§ SHORT EXERCISE
Determine how many lines include the string "images". Output that number only.

┄┄┄┄┄┄┄┄┄┄┄┄┄┄┄┄┄┄┄┄

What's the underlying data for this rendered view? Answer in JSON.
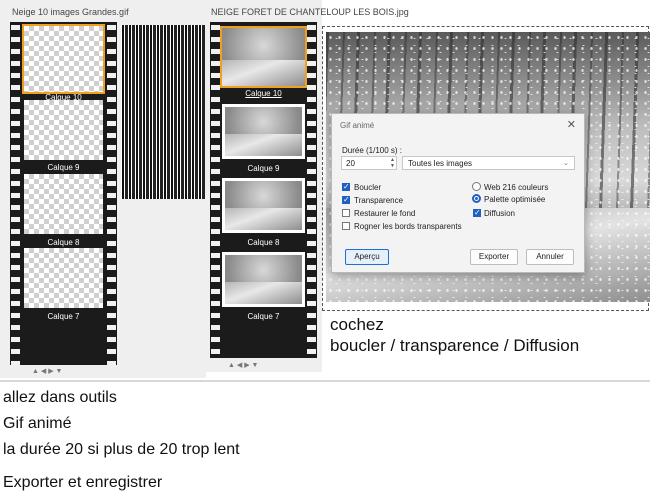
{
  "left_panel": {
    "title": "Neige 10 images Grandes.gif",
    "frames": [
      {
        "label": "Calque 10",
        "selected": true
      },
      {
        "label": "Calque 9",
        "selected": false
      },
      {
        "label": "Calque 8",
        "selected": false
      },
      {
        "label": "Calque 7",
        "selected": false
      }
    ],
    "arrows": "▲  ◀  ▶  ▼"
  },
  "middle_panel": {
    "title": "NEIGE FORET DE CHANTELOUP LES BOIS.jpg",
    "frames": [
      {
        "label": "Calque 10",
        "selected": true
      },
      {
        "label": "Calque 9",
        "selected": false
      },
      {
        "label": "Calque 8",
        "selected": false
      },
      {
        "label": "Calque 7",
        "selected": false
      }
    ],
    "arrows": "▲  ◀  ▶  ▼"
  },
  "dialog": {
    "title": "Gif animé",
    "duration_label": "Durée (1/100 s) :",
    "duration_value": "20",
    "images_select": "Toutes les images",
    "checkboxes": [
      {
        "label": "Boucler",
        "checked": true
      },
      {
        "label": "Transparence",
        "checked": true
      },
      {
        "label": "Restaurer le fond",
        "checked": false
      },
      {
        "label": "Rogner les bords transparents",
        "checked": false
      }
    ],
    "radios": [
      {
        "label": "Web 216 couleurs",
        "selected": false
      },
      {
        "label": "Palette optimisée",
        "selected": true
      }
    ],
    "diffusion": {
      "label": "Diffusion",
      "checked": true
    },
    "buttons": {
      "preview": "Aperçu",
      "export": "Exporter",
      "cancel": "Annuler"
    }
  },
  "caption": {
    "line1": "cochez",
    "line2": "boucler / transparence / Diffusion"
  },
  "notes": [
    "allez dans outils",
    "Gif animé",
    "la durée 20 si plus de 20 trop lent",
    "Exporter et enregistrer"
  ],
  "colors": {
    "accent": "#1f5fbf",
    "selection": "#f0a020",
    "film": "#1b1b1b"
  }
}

┄┄┄┄┄┄┄┄┄┄┄┄┄┄┄┄┄┄┄┄

§ COMPLETE RESPONSE
2